-- PROBLEM STATEMENT --
Copy all the material below, exactly as it stands.

-- EXTRACTED ENTRIES --
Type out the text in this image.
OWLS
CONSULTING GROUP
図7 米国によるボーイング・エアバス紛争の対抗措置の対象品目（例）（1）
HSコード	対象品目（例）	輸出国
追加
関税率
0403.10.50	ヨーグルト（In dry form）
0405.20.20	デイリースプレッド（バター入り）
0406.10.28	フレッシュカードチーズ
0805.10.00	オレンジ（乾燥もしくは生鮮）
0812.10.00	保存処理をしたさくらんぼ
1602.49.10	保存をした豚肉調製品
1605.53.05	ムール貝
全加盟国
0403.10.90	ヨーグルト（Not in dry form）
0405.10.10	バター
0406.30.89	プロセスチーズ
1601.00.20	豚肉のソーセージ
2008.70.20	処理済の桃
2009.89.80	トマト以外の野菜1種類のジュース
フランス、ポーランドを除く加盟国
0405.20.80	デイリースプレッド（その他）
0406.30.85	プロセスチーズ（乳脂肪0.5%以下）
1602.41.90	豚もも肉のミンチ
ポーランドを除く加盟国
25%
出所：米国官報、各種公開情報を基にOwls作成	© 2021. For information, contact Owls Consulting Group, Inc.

-- ANSWER TO THIS PROBLEM --
Type out the text in this image.
OWLS
CONSULTING GROUP
図7 米国によるボーイング・エアバス紛争の対抗措置の対象品目（例）（1）
HSコード	対象品目（例）	輸出国
追加
関税率
0403.10.50	ヨーグルト（In dry form）
0405.20.20	デイリースプレッド（バター入り）
0406.10.28	フレッシュカードチーズ
0805.10.00	オレンジ（乾燥もしくは生鮮）
0812.10.00	保存処理をしたさくらんぼ
1602.49.10	保存をした豚肉調製品
1605.53.05	ムール貝
全加盟国
0403.10.90	ヨーグルト（Not in dry form）
0405.10.10	バター
0406.30.89	プロセスチーズ
1601.00.20	豚肉のソーセージ
2008.70.20	処理済の桃
2009.89.80	トマト以外の野菜1種類のジュース
フランス、ポーランドを除く加盟国
0405.20.80	デイリースプレッド（その他）
0406.30.85	プロセスチーズ（乳脂肪0.5%以下）
1602.41.90	豚もも肉のミンチ
ポーランドを除く加盟国
25%
出所：米国官報、各種公開情報を基にOwls作成	© 2021. For information, contact Owls Consulting Group, Inc.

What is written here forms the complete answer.